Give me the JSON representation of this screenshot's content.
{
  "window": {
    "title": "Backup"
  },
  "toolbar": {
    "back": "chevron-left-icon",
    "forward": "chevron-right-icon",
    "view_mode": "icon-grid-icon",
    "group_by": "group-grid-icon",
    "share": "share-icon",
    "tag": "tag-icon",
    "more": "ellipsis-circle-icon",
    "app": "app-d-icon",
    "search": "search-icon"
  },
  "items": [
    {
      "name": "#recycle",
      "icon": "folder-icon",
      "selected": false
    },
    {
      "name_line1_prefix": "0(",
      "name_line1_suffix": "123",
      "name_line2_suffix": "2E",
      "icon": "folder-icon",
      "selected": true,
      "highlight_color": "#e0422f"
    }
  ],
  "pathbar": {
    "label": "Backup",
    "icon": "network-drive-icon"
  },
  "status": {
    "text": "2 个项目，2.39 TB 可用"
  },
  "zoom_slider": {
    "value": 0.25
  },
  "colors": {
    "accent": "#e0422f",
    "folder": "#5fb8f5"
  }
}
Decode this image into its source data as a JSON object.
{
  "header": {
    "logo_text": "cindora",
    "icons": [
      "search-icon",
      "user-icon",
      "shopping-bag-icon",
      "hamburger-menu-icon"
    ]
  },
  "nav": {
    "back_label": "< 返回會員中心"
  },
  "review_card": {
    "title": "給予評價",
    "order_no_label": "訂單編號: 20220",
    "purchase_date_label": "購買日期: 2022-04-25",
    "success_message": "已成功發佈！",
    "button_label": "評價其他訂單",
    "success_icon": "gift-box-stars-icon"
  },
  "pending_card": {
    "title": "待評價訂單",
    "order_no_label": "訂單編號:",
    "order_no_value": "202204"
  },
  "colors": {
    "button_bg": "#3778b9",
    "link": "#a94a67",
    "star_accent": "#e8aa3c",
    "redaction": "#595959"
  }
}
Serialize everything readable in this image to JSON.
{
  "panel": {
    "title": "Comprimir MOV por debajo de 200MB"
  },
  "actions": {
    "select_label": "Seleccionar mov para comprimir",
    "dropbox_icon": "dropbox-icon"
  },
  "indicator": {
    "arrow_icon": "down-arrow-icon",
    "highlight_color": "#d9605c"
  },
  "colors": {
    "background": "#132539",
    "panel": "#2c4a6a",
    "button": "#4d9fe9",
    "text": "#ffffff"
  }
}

■ WHAT THE EXERCISE ASKS
Return the line that contains "Serialize everything readable" and all lines after it, verbatim, and nothing else.

■ ANSWER TO THE PROBLEM
Serialize everything readable in this image to JSON.
{
  "panel": {
    "title": "Comprimir MOV por debajo de 200MB"
  },
  "actions": {
    "select_label": "Seleccionar mov para comprimir",
    "dropbox_icon": "dropbox-icon"
  },
  "indicator": {
    "arrow_icon": "down-arrow-icon",
    "highlight_color": "#d9605c"
  },
  "colors": {
    "background": "#132539",
    "panel": "#2c4a6a",
    "button": "#4d9fe9",
    "text": "#ffffff"
  }
}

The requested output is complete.